#### DATA SUPPLIED ####

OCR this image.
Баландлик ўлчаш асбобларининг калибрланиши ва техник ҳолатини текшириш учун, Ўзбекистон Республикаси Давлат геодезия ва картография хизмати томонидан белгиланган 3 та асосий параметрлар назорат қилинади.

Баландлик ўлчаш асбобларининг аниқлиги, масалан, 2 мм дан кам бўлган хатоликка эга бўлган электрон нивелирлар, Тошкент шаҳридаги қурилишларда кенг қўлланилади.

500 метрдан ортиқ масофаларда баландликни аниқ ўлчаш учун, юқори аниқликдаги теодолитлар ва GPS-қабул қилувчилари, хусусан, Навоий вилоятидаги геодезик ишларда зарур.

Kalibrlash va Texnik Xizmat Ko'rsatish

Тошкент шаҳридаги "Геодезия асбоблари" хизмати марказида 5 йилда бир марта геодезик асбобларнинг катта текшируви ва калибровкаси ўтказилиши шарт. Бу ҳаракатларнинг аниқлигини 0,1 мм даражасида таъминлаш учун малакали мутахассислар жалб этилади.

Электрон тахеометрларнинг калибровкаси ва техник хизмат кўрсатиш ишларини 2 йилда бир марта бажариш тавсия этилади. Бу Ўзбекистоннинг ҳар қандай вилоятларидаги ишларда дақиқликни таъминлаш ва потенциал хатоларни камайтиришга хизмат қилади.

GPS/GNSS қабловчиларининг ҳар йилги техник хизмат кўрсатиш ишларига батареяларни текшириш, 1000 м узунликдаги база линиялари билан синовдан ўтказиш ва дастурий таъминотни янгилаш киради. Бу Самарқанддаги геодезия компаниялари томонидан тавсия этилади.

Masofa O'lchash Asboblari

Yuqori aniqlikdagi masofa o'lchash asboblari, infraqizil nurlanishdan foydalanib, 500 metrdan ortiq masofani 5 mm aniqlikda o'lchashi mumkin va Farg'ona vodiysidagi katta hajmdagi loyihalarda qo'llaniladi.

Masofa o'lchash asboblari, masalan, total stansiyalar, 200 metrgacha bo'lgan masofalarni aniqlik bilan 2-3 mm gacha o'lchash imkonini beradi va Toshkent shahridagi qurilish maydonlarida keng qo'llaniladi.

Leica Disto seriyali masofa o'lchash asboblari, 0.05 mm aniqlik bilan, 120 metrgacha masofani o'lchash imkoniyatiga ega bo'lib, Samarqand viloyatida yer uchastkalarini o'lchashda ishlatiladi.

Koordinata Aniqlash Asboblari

####

Return the material in full, exactly as shown.

▶ [OUTPUT BELOW]:
OCR this image.
Баландлик ўлчаш асбобларининг калибрланиши ва техник ҳолатини текшириш учун, Ўзбекистон Республикаси Давлат геодезия ва картография хизмати томонидан белгиланган 3 та асосий параметрлар назорат қилинади.

Баландлик ўлчаш асбобларининг аниқлиги, масалан, 2 мм дан кам бўлган хатоликка эга бўлган электрон нивелирлар, Тошкент шаҳридаги қурилишларда кенг қўлланилади.

500 метрдан ортиқ масофаларда баландликни аниқ ўлчаш учун, юқори аниқликдаги теодолитлар ва GPS-қабул қилувчилари, хусусан, Навоий вилоятидаги геодезик ишларда зарур.

Kalibrlash va Texnik Xizmat Ko'rsatish

Тошкент шаҳридаги "Геодезия асбоблари" хизмати марказида 5 йилда бир марта геодезик асбобларнинг катта текшируви ва калибровкаси ўтказилиши шарт. Бу ҳаракатларнинг аниқлигини 0,1 мм даражасида таъминлаш учун малакали мутахассислар жалб этилади.

Электрон тахеометрларнинг калибровкаси ва техник хизмат кўрсатиш ишларини 2 йилда бир марта бажариш тавсия этилади. Бу Ўзбекистоннинг ҳар қандай вилоятларидаги ишларда дақиқликни таъминлаш ва потенциал хатоларни камайтиришга хизмат қилади.

GPS/GNSS қабловчиларининг ҳар йилги техник хизмат кўрсатиш ишларига батареяларни текшириш, 1000 м узунликдаги база линиялари билан синовдан ўтказиш ва дастурий таъминотни янгилаш киради. Бу Самарқанддаги геодезия компаниялари томонидан тавсия этилади.

Masofa O'lchash Asboblari

Yuqori aniqlikdagi masofa o'lchash asboblari, infraqizil nurlanishdan foydalanib, 500 metrdan ortiq masofani 5 mm aniqlikda o'lchashi mumkin va Farg'ona vodiysidagi katta hajmdagi loyihalarda qo'llaniladi.

Masofa o'lchash asboblari, masalan, total stansiyalar, 200 metrgacha bo'lgan masofalarni aniqlik bilan 2-3 mm gacha o'lchash imkonini beradi va Toshkent shahridagi qurilish maydonlarida keng qo'llaniladi.

Leica Disto seriyali masofa o'lchash asboblari, 0.05 mm aniqlik bilan, 120 metrgacha masofani o'lchash imkoniyatiga ega bo'lib, Samarqand viloyatida yer uchastkalarini o'lchashda ishlatiladi.

Koordinata Aniqlash Asboblari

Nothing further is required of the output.